#### OBJECTIVE
Sort through the entries below and pull out lines containing the word "this".

#### RECORDED DATA
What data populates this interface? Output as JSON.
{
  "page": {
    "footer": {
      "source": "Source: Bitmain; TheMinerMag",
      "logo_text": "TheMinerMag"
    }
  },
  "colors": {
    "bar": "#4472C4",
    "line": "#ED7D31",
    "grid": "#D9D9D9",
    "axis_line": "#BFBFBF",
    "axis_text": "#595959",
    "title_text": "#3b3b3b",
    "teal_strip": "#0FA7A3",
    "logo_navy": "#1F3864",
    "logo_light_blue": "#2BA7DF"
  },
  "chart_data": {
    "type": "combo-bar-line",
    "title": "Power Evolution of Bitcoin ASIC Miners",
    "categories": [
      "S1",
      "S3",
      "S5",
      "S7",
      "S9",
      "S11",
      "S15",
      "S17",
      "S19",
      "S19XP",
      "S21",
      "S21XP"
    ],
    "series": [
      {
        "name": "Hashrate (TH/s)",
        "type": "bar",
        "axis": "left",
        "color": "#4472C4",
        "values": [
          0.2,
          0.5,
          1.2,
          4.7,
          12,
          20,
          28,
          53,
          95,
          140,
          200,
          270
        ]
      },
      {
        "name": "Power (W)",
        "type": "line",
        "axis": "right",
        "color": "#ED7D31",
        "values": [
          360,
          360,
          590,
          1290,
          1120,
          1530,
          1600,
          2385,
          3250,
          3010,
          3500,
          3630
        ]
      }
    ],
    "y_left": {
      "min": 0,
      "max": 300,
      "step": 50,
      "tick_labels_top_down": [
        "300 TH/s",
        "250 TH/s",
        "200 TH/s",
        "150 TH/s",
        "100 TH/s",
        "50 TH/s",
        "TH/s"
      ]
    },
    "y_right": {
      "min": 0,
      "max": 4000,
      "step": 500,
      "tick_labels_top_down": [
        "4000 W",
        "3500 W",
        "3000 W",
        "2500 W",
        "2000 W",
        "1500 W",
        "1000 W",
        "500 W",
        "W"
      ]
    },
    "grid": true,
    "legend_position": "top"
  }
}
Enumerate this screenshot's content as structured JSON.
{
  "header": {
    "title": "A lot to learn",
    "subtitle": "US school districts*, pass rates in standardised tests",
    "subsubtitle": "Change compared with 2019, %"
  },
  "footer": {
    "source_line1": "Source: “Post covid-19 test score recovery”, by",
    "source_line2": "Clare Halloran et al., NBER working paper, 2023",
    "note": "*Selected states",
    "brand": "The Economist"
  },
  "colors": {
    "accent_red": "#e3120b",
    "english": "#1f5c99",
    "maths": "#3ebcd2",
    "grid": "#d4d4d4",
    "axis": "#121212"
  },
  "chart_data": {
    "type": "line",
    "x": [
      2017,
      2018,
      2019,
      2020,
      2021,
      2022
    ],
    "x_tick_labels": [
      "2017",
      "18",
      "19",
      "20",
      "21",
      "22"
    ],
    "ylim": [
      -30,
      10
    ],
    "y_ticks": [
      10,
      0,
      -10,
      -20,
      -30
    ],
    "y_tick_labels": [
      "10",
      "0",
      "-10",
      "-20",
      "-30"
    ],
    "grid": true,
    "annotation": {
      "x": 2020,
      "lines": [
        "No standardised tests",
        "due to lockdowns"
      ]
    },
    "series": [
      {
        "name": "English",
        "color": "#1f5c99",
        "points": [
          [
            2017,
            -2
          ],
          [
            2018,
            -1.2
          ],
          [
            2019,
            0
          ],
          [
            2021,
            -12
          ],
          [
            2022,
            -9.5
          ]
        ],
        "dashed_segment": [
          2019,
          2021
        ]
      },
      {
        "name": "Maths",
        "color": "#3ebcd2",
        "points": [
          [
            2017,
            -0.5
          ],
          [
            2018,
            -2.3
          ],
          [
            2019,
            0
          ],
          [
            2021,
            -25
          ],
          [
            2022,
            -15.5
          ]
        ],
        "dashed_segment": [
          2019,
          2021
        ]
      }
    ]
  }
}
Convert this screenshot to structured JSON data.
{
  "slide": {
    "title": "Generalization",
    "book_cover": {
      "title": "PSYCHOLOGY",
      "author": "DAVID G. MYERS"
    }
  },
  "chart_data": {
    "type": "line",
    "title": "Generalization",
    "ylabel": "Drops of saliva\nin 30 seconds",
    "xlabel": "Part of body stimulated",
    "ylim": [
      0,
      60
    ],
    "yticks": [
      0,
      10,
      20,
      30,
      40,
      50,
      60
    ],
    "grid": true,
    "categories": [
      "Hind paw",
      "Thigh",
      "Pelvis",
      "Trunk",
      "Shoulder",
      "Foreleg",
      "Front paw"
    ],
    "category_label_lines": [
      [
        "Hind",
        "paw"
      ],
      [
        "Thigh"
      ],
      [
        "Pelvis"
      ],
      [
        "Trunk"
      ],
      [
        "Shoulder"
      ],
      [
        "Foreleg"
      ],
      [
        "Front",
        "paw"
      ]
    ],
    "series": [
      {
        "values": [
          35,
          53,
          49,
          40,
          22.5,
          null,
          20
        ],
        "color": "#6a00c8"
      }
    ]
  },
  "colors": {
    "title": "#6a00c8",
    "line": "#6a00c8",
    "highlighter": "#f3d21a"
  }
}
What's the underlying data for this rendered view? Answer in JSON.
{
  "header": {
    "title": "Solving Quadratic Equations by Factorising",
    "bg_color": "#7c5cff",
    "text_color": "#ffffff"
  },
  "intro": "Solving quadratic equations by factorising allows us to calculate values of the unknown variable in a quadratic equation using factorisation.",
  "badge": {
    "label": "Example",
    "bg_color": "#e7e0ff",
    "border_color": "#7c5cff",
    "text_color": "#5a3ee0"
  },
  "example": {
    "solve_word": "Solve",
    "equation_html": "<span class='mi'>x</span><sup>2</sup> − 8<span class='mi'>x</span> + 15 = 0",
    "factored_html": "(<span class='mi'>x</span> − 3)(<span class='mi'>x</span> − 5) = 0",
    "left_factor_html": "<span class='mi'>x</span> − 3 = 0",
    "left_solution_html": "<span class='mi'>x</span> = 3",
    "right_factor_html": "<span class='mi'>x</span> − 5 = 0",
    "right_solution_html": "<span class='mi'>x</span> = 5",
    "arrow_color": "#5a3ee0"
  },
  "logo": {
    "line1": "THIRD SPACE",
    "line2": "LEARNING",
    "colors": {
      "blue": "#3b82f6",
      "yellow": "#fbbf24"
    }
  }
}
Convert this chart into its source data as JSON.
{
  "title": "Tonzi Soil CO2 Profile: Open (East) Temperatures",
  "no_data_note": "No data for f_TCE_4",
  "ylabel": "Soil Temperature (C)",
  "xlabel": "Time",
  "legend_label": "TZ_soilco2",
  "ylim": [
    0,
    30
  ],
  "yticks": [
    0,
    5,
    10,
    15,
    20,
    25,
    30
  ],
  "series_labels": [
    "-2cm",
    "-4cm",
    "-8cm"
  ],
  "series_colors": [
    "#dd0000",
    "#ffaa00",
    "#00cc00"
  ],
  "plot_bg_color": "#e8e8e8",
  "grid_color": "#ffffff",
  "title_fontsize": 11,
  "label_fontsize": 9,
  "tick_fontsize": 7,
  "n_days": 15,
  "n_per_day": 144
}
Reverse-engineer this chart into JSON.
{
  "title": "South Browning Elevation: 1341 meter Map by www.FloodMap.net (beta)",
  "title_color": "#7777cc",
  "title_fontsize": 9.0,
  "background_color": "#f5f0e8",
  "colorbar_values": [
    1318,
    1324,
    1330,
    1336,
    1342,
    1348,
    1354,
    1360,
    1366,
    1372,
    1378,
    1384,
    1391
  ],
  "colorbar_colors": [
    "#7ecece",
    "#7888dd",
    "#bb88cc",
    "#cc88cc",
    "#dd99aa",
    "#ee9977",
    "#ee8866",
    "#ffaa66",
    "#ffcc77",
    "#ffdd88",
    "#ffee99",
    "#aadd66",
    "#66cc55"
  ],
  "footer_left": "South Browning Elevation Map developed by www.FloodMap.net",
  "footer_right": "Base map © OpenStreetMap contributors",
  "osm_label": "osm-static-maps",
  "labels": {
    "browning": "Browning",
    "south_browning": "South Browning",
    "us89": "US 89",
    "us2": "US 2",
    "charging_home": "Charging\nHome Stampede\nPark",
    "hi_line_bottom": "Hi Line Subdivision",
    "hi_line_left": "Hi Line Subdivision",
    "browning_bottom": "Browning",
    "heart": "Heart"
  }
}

#### THE RESPONSE
What data populates this interface? Output as JSON.
Enumerate this screenshot's content as structured JSON.
Convert this screenshot to structured JSON data.
What's the underlying data for this rendered view? Answer in JSON.
Convert this chart into its source data as JSON.
Reverse-engineer this chart into JSON.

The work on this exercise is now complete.